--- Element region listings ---
"""

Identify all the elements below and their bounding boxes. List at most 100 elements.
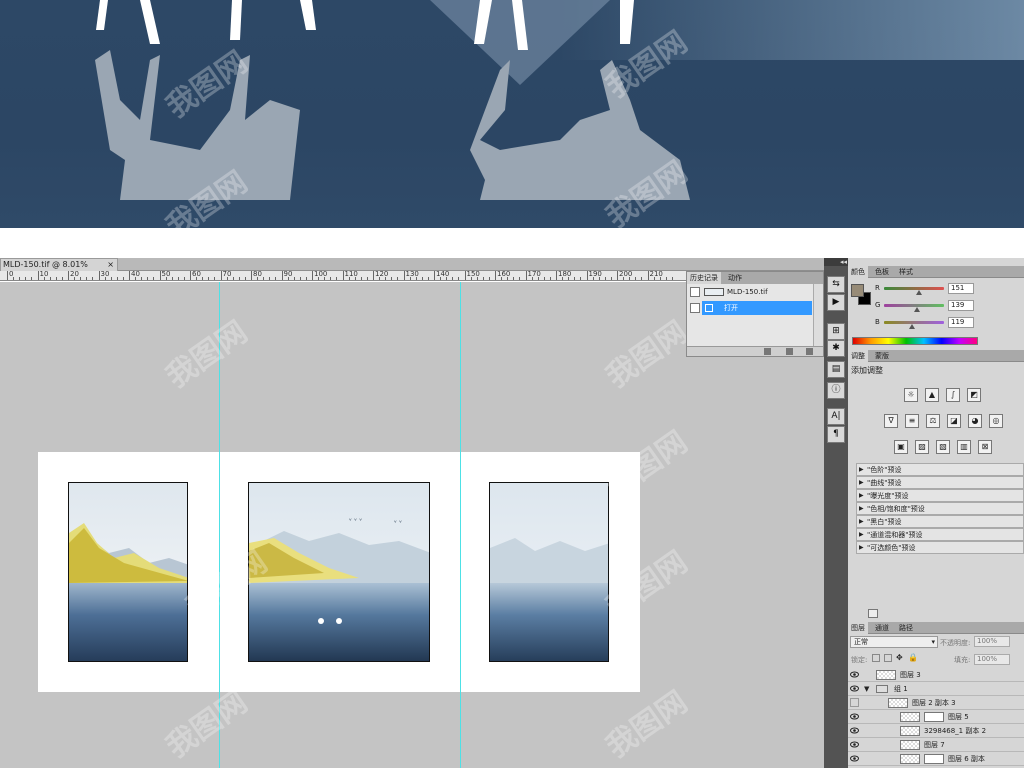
- guide-line[interactable]: [219, 282, 220, 768]
- history-brush-icon[interactable]: [690, 303, 700, 313]
- fill-label: 填充:: [954, 656, 971, 664]
- ruler-minor-tick: [397, 277, 399, 280]
- layer-row[interactable]: 图层 5: [848, 710, 1024, 724]
- history-state-selected[interactable]: 打开: [690, 301, 812, 315]
- return-to-adjust-list-icon[interactable]: [868, 609, 878, 618]
- tab-layers[interactable]: 图层: [848, 622, 868, 634]
- lock-position-icon[interactable]: ✥: [896, 653, 903, 662]
- eye-icon[interactable]: [850, 698, 859, 707]
- collapse-arrows-icon[interactable]: ◂◂: [840, 258, 847, 266]
- eye-icon[interactable]: [850, 726, 859, 735]
- adjustment-preset[interactable]: "色相/饱和度"预设: [856, 502, 1024, 515]
- layer-mask-thumbnail[interactable]: [924, 712, 944, 722]
- eye-icon[interactable]: [850, 754, 859, 763]
- slider-thumb[interactable]: [916, 290, 923, 295]
- dock-panel-icon[interactable]: ⓘ: [827, 382, 845, 399]
- slider-thumb[interactable]: [909, 324, 916, 329]
- slider-thumb[interactable]: [914, 307, 920, 312]
- ruler-minor-tick: [641, 277, 643, 280]
- adjustment-preset[interactable]: "色阶"预设: [856, 463, 1024, 476]
- adjustment-icon[interactable]: ∇: [884, 414, 898, 428]
- opacity-field[interactable]: 100%: [974, 636, 1010, 647]
- ruler-minor-tick: [153, 277, 155, 280]
- adjustment-icon[interactable]: ≡: [905, 414, 919, 428]
- lock-transparent-icon[interactable]: [872, 654, 880, 662]
- channel-value[interactable]: 151: [948, 283, 974, 294]
- history-scrollbar[interactable]: [813, 284, 823, 346]
- tab-channels[interactable]: 通道: [872, 622, 892, 634]
- layer-mask-thumbnail[interactable]: [924, 754, 944, 764]
- brush-source-icon[interactable]: [690, 287, 700, 297]
- adjustment-icon[interactable]: ▨: [915, 440, 929, 454]
- color-spectrum-bar[interactable]: [852, 337, 978, 345]
- adjustment-icon[interactable]: ◩: [967, 388, 981, 402]
- dock-panel-icon[interactable]: ✱: [827, 340, 845, 357]
- channel-value[interactable]: 119: [948, 317, 974, 328]
- trash-icon[interactable]: [806, 348, 813, 355]
- ruler-label: 210: [649, 271, 663, 278]
- adjustment-icon[interactable]: ☼: [904, 388, 918, 402]
- tab-styles[interactable]: 样式: [896, 266, 916, 278]
- dock-panel-icon[interactable]: ▤: [827, 361, 845, 378]
- adjustment-preset[interactable]: "可选颜色"预设: [856, 541, 1024, 554]
- layer-group-row[interactable]: ▼ 组 1: [848, 682, 1024, 696]
- adjustment-preset[interactable]: "黑白"预设: [856, 515, 1024, 528]
- adjustment-preset[interactable]: "曝光度"预设: [856, 489, 1024, 502]
- layer-row[interactable]: 图层 3: [848, 668, 1024, 682]
- ruler-minor-tick: [440, 277, 442, 280]
- fill-field[interactable]: 100%: [974, 654, 1010, 665]
- adjustment-icon[interactable]: ◪: [947, 414, 961, 428]
- tab-color[interactable]: 颜色: [848, 266, 868, 278]
- close-icon[interactable]: ×: [107, 259, 114, 271]
- ruler-minor-tick: [598, 277, 600, 280]
- tab-swatches[interactable]: 色板: [872, 266, 892, 278]
- adjustment-icon[interactable]: ◎: [989, 414, 1003, 428]
- document-tab[interactable]: MLD-150.tif @ 8.01%(RGB/8) ×: [0, 258, 118, 281]
- adjustment-preset[interactable]: "通道混和器"预设: [856, 528, 1024, 541]
- channel-value[interactable]: 139: [948, 300, 974, 311]
- eye-icon[interactable]: [850, 740, 859, 749]
- document-page[interactable]: ᵛ ᵛ ᵛᵛ ᵛ: [38, 452, 640, 692]
- adjustment-icon[interactable]: ⊠: [978, 440, 992, 454]
- layer-row[interactable]: 图层 6 副本: [848, 752, 1024, 766]
- history-snapshot[interactable]: MLD-150.tif: [687, 285, 813, 299]
- dock-panel-icon[interactable]: ▶: [827, 294, 845, 311]
- adjustment-icon[interactable]: ▥: [957, 440, 971, 454]
- lock-image-icon[interactable]: [884, 654, 892, 662]
- dock-panel-icon[interactable]: ⊞: [827, 323, 845, 340]
- eye-icon[interactable]: [850, 684, 859, 693]
- adjustment-icon[interactable]: ⚖: [926, 414, 940, 428]
- adjustment-icon[interactable]: ◕: [968, 414, 982, 428]
- channel-slider[interactable]: [884, 287, 944, 290]
- dock-panel-icon[interactable]: A|: [827, 408, 845, 425]
- expand-arrow-icon[interactable]: ▼: [864, 682, 869, 696]
- ruler-major-tick: [129, 271, 130, 280]
- ruler-major-tick: [556, 271, 557, 280]
- layer-row[interactable]: 图层 2 副本 3: [848, 696, 1024, 710]
- tab-history[interactable]: 历史记录: [687, 272, 721, 284]
- new-document-icon[interactable]: [764, 348, 771, 355]
- eye-icon[interactable]: [850, 712, 859, 721]
- adjustment-icon[interactable]: ▧: [936, 440, 950, 454]
- layer-row[interactable]: 3298468_1 副本 2: [848, 724, 1024, 738]
- layer-row[interactable]: 图层 7: [848, 738, 1024, 752]
- adjustment-icon[interactable]: ▲: [925, 388, 939, 402]
- layer-thumbnail: [900, 740, 920, 750]
- tab-paths[interactable]: 路径: [896, 622, 916, 634]
- lock-all-icon[interactable]: 🔒: [908, 653, 918, 662]
- adjustment-icon[interactable]: ▣: [894, 440, 908, 454]
- dock-panel-icon[interactable]: ¶: [827, 426, 845, 443]
- tab-actions[interactable]: 动作: [725, 272, 745, 284]
- dock-panel-icon[interactable]: ⇆: [827, 276, 845, 293]
- ruler-minor-tick: [122, 277, 124, 280]
- tab-masks[interactable]: 蒙版: [872, 350, 892, 362]
- new-snapshot-icon[interactable]: [786, 348, 793, 355]
- ruler-minor-tick: [379, 277, 381, 280]
- guide-line[interactable]: [460, 282, 461, 768]
- blend-mode-select[interactable]: 正常 ▾: [850, 636, 938, 648]
- tab-adjustments[interactable]: 调整: [848, 350, 868, 362]
- adjustment-icon[interactable]: ∫: [946, 388, 960, 402]
- foreground-swatch[interactable]: [851, 284, 864, 297]
- eye-icon[interactable]: [850, 670, 859, 679]
- adjustment-preset[interactable]: "曲线"预设: [856, 476, 1024, 489]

"""

--- GOAL ---
Convert every line of the rows above into a JSON list of strings, one string per line, omitting blank lines. Leave the pictures out of the list.

--- ANSWER TO THIS PROBLEM ---
[
  "Identify all the elements below and their bounding boxes. List at most 100 elements.",
  "- guide-line[interactable]: [219, 282, 220, 768]",
  "- history-brush-icon[interactable]: [690, 303, 700, 313]",
  "- fill-label: 填充:: [954, 656, 971, 664]",
  "- ruler-minor-tick: [397, 277, 399, 280]",
  "- layer-row[interactable]: 图层 5: [848, 710, 1024, 724]",
  "- history-state-selected[interactable]: 打开: [690, 301, 812, 315]",
  "- return-to-adjust-list-icon[interactable]: [868, 609, 878, 618]",
  "- tab-layers[interactable]: 图层: [848, 622, 868, 634]",
  "- lock-position-icon[interactable]: ✥: [896, 653, 903, 662]",
  "- eye-icon[interactable]: [850, 698, 859, 707]",
  "- collapse-arrows-icon[interactable]: ◂◂: [840, 258, 847, 266]",
  "- eye-icon[interactable]: [850, 726, 859, 735]",
  "- adjustment-preset[interactable]: \"色相/饱和度\"预设: [856, 502, 1024, 515]",
  "- layer-mask-thumbnail[interactable]: [924, 712, 944, 722]",
  "- eye-icon[interactable]: [850, 754, 859, 763]",
  "- slider-thumb[interactable]: [916, 290, 923, 295]",
  "- dock-panel-icon[interactable]: ⓘ: [827, 382, 845, 399]",
  "- slider-thumb[interactable]: [909, 324, 916, 329]",
  "- slider-thumb[interactable]: [914, 307, 920, 312]",
  "- ruler-minor-tick: [641, 277, 643, 280]",
  "- adjustment-preset[interactable]: \"色阶\"预设: [856, 463, 1024, 476]",
  "- adjustment-icon[interactable]: ∇: [884, 414, 898, 428]",
  "- opacity-field[interactable]: 100%: [974, 636, 1010, 647]",
  "- ruler-minor-tick: [153, 277, 155, 280]",
  "- adjustment-icon[interactable]: ≡: [905, 414, 919, 428]",
  "- lock-transparent-icon[interactable]: [872, 654, 880, 662]",
  "- channel-value[interactable]: 151: [948, 283, 974, 294]",
  "- history-scrollbar[interactable]: [813, 284, 823, 346]",
  "- tab-channels[interactable]: 通道: [872, 622, 892, 634]",
  "- layer-mask-thumbnail[interactable]: [924, 754, 944, 764]",
  "- brush-source-icon[interactable]: [690, 287, 700, 297]",
  "- adjustment-icon[interactable]: ▨: [915, 440, 929, 454]",
  "- color-spectrum-bar[interactable]: [852, 337, 978, 345]",
  "- adjustment-icon[interactable]: ◩: [967, 388, 981, 402]",
  "- dock-panel-icon[interactable]: ✱: [827, 340, 845, 357]",
  "- channel-value[interactable]: 119: [948, 317, 974, 328]",
  "- trash-icon[interactable]: [806, 348, 813, 355]",
  "- ruler-label: 210: [649, 271, 663, 278]",
  "- adjustment-icon[interactable]: ☼: [904, 388, 918, 402]",
  "- tab-styles[interactable]: 样式: [896, 266, 916, 278]",
  "- dock-panel-icon[interactable]: ▤: [827, 361, 845, 378]",
  "- adjustment-preset[interactable]: \"可选颜色\"预设: [856, 541, 1024, 554]",
  "- layer-group-row[interactable]: ▼ 组 1: [848, 682, 1024, 696]",
  "- adjustment-preset[interactable]: \"黑白\"预设: [856, 515, 1024, 528]",
  "- adjustment-preset[interactable]: \"曝光度\"预设: [856, 489, 1024, 502]",
  "- layer-row[interactable]: 图层 3: [848, 668, 1024, 682]",
  "- ruler-minor-tick: [440, 277, 442, 280]",
  "- fill-field[interactable]: 100%: [974, 654, 1010, 665]",
  "- adjustment-icon[interactable]: ◪: [947, 414, 961, 428]",
  "- tab-color[interactable]: 颜色: [848, 266, 868, 278]",
  "- close-icon[interactable]: ×: [107, 259, 114, 271]",
  "- ruler-minor-tick: [598, 277, 600, 280]",
  "- tab-swatches[interactable]: 色板: [872, 266, 892, 278]",
  "- adjustment-icon[interactable]: ◎: [989, 414, 1003, 428]",
  "- document-tab[interactable]: MLD-150.tif @ 8.01%(RGB/8) ×: [0, 258, 118, 281]",
  "- adjustment-preset[interactable]: \"通道混和器\"预设: [856, 528, 1024, 541]",
  "- channel-value[interactable]: 139: [948, 300, 974, 311]",
  "- eye-icon[interactable]: [850, 740, 859, 749]",
  "- document-page[interactable]: ᵛ ᵛ ᵛᵛ ᵛ: [38, 452, 640, 692]",
  "- adjustment-icon[interactable]: ⊠: [978, 440, 992, 454]",
  "- layer-row[interactable]: 图层 6 副本: [848, 752, 1024, 766]",
  "- history-snapshot[interactable]: MLD-150.tif: [687, 285, 813, 299]",
  "- dock-panel-icon[interactable]: ▶: [827, 294, 845, 311]",
  "- adjustment-icon[interactable]: ▥: [957, 440, 971, 454]",
  "- lock-image-icon[interactable]: [884, 654, 892, 662]",
  "- dock-panel-icon[interactable]: ⊞: [827, 323, 845, 340]",
  "- eye-icon[interactable]: [850, 684, 859, 693]",
  "- adjustment-icon[interactable]: ⚖: [926, 414, 940, 428]",
  "- adjustment-icon[interactable]: ◕: [968, 414, 982, 428]",
  "- channel-slider[interactable]: [884, 287, 944, 290]",
  "- dock-panel-icon[interactable]: A|: [827, 408, 845, 425]",
  "- expand-arrow-icon[interactable]: ▼: [864, 682, 869, 696]",
  "- ruler-major-tick: [129, 271, 130, 280]",
  "- ruler-major-tick: [556, 271, 557, 280]",
  "- layer-row[interactable]: 图层 2 副本 3: [848, 696, 1024, 710]",
  "- tab-history[interactable]: 历史记录: [687, 272, 721, 284]",
  "- new-document-icon[interactable]: [764, 348, 771, 355]",
  "- eye-icon[interactable]: [850, 712, 859, 721]",
  "- adjustment-icon[interactable]: ▧: [936, 440, 950, 454]",
  "- layer-row[interactable]: 3298468_1 副本 2: [848, 724, 1024, 738]",
  "- layer-row[interactable]: 图层 7: [848, 738, 1024, 752]",
  "- adjustment-icon[interactable]: ▲: [925, 388, 939, 402]",
  "- layer-thumbnail: [900, 740, 920, 750]",
  "- tab-paths[interactable]: 路径: [896, 622, 916, 634]",
  "- lock-all-icon[interactable]: 🔒: [908, 653, 918, 662]",
  "- adjustment-icon[interactable]: ▣: [894, 440, 908, 454]",
  "- dock-panel-icon[interactable]: ¶: [827, 426, 845, 443]",
  "- tab-actions[interactable]: 动作: [725, 272, 745, 284]",
  "- dock-panel-icon[interactable]: ⇆: [827, 276, 845, 293]",
  "- ruler-minor-tick: [122, 277, 124, 280]",
  "- tab-masks[interactable]: 蒙版: [872, 350, 892, 362]",
  "- new-snapshot-icon[interactable]: [786, 348, 793, 355]",
  "- ruler-minor-tick: [379, 277, 381, 280]",
  "- guide-line[interactable]: [460, 282, 461, 768]",
  "- blend-mode-select[interactable]: 正常 ▾: [850, 636, 938, 648]",
  "- tab-adjustments[interactable]: 调整: [848, 350, 868, 362]",
  "- adjustment-icon[interactable]: ∫: [946, 388, 960, 402]",
  "- foreground-swatch[interactable]: [851, 284, 864, 297]",
  "- eye-icon[interactable]: [850, 670, 859, 679]",
  "- adjustment-preset[interactable]: \"曲线\"预设: [856, 476, 1024, 489]"
]